**What is being asked:**
Find every line in the records below that holds the word "author", and copy each one.

**Data for the task:**
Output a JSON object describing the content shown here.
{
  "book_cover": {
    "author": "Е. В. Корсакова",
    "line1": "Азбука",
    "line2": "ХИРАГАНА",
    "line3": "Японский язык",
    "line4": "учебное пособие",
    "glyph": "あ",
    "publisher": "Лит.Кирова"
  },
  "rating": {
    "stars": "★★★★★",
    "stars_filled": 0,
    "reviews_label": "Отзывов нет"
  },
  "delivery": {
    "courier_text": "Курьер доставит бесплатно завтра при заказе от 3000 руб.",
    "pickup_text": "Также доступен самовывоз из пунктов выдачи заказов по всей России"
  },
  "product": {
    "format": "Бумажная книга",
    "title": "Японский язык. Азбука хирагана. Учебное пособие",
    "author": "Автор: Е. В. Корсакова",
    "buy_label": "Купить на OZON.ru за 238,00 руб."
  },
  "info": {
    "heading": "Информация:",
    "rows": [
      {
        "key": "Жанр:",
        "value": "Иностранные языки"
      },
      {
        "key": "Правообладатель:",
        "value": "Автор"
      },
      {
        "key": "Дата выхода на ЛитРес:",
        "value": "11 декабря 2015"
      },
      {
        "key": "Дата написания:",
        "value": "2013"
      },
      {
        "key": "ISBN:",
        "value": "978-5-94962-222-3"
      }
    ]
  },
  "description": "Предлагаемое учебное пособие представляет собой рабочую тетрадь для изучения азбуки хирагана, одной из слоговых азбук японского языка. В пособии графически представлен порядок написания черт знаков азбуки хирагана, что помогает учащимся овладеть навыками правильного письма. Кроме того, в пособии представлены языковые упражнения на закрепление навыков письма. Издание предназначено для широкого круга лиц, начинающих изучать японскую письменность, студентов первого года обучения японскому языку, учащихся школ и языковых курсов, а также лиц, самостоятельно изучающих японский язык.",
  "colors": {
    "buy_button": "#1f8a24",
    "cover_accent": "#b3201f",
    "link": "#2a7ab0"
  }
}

**Result of the task:**
    "author": "Е. В. Корсакова",
    "author": "Автор: Е. В. Корсакова",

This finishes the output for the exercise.